----- Source material
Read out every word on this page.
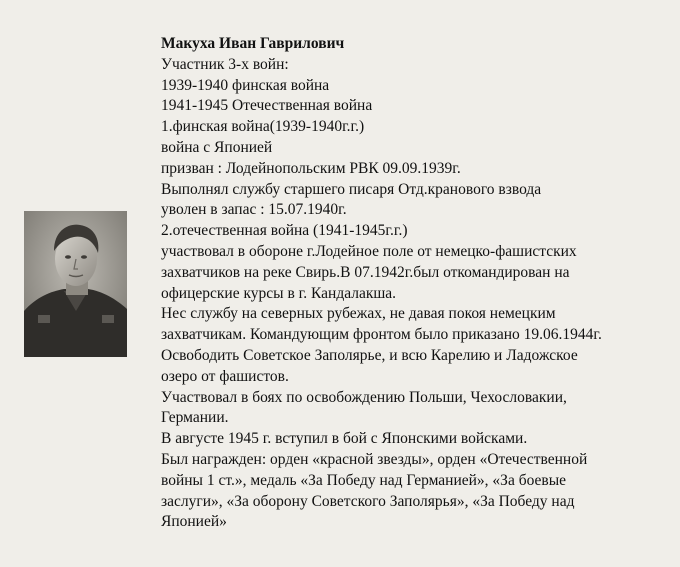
Макуха Иван Гаврилович
Участник 3-х войн:
1939-1940 финская война
1941-1945 Отечественная война
1.финская война(1939-1940г.г.)
война с Японией
призван : Лодейнопольским РВК 09.09.1939г.
Выполнял службу старшего писаря Отд.кранового взвода
уволен в запас : 15.07.1940г.
2.отечественная война (1941-1945г.г.)
участвовал в обороне г.Лодейное поле от немецко-фашистских
захватчиков на реке Свирь.В 07.1942г.был откомандирован на
офицерские курсы в г. Кандалакша.
Нес службу на северных рубежах, не давая покоя немецким
захватчикам. Командующим фронтом было приказано 19.06.1944г.
Освободить Советское Заполярье, и всю Карелию и Ладожское
озеро от фашистов.
Участвовал в боях по освобождению Польши, Чехословакии,
Германии.
В августе 1945 г. вступил в бой с Японскими войсками.
Был награжден: орден «красной звезды», орден «Отечественной
войны 1 ст.», медаль «За Победу над Германией», «За боевые
заслуги», «За оборону Советского Заполярья», «За Победу над
Японией»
----------
Directions:
Take each line containing the string "финская" and copy it out.

Right answer:
1939-1940 финская война
1.финская война(1939-1940г.г.)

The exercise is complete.